** Begin Given records **

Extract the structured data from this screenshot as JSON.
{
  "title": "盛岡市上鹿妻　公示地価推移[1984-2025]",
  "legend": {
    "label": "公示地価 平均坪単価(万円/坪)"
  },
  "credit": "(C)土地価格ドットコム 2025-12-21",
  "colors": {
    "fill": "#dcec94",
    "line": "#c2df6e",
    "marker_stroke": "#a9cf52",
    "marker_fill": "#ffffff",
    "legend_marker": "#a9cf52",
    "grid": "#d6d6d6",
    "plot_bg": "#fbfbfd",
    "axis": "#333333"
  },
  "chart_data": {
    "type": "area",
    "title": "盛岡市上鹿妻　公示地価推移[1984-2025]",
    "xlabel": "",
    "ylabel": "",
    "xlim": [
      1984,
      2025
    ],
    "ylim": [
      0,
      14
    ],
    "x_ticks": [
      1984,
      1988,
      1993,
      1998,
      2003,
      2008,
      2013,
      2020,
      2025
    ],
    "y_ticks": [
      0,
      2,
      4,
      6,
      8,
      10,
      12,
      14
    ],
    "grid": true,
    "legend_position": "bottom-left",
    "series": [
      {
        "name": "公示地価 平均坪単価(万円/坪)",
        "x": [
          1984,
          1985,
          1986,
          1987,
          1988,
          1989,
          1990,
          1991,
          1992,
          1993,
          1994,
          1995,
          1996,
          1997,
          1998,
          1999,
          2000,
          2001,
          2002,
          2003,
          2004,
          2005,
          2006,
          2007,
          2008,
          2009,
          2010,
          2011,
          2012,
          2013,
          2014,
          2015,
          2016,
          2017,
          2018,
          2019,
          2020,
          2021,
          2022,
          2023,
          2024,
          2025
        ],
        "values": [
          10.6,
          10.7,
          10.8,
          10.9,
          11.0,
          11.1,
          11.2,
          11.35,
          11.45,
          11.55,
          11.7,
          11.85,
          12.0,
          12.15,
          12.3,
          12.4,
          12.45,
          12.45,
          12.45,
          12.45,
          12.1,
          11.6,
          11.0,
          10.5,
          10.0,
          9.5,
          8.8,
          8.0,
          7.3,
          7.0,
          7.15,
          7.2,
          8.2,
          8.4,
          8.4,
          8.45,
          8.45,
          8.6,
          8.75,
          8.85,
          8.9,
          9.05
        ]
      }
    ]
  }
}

** End Given records **

• Short problem:
Quote every line of the data, word for word.

• Full answer:
Extract the structured data from this screenshot as JSON.
{
  "title": "盛岡市上鹿妻　公示地価推移[1984-2025]",
  "legend": {
    "label": "公示地価 平均坪単価(万円/坪)"
  },
  "credit": "(C)土地価格ドットコム 2025-12-21",
  "colors": {
    "fill": "#dcec94",
    "line": "#c2df6e",
    "marker_stroke": "#a9cf52",
    "marker_fill": "#ffffff",
    "legend_marker": "#a9cf52",
    "grid": "#d6d6d6",
    "plot_bg": "#fbfbfd",
    "axis": "#333333"
  },
  "chart_data": {
    "type": "area",
    "title": "盛岡市上鹿妻　公示地価推移[1984-2025]",
    "xlabel": "",
    "ylabel": "",
    "xlim": [
      1984,
      2025
    ],
    "ylim": [
      0,
      14
    ],
    "x_ticks": [
      1984,
      1988,
      1993,
      1998,
      2003,
      2008,
      2013,
      2020,
      2025
    ],
    "y_ticks": [
      0,
      2,
      4,
      6,
      8,
      10,
      12,
      14
    ],
    "grid": true,
    "legend_position": "bottom-left",
    "series": [
      {
        "name": "公示地価 平均坪単価(万円/坪)",
        "x": [
          1984,
          1985,
          1986,
          1987,
          1988,
          1989,
          1990,
          1991,
          1992,
          1993,
          1994,
          1995,
          1996,
          1997,
          1998,
          1999,
          2000,
          2001,
          2002,
          2003,
          2004,
          2005,
          2006,
          2007,
          2008,
          2009,
          2010,
          2011,
          2012,
          2013,
          2014,
          2015,
          2016,
          2017,
          2018,
          2019,
          2020,
          2021,
          2022,
          2023,
          2024,
          2025
        ],
        "values": [
          10.6,
          10.7,
          10.8,
          10.9,
          11.0,
          11.1,
          11.2,
          11.35,
          11.45,
          11.55,
          11.7,
          11.85,
          12.0,
          12.15,
          12.3,
          12.4,
          12.45,
          12.45,
          12.45,
          12.45,
          12.1,
          11.6,
          11.0,
          10.5,
          10.0,
          9.5,
          8.8,
          8.0,
          7.3,
          7.0,
          7.15,
          7.2,
          8.2,
          8.4,
          8.4,
          8.45,
          8.45,
          8.6,
          8.75,
          8.85,
          8.9,
          9.05
        ]
      }
    ]
  }
}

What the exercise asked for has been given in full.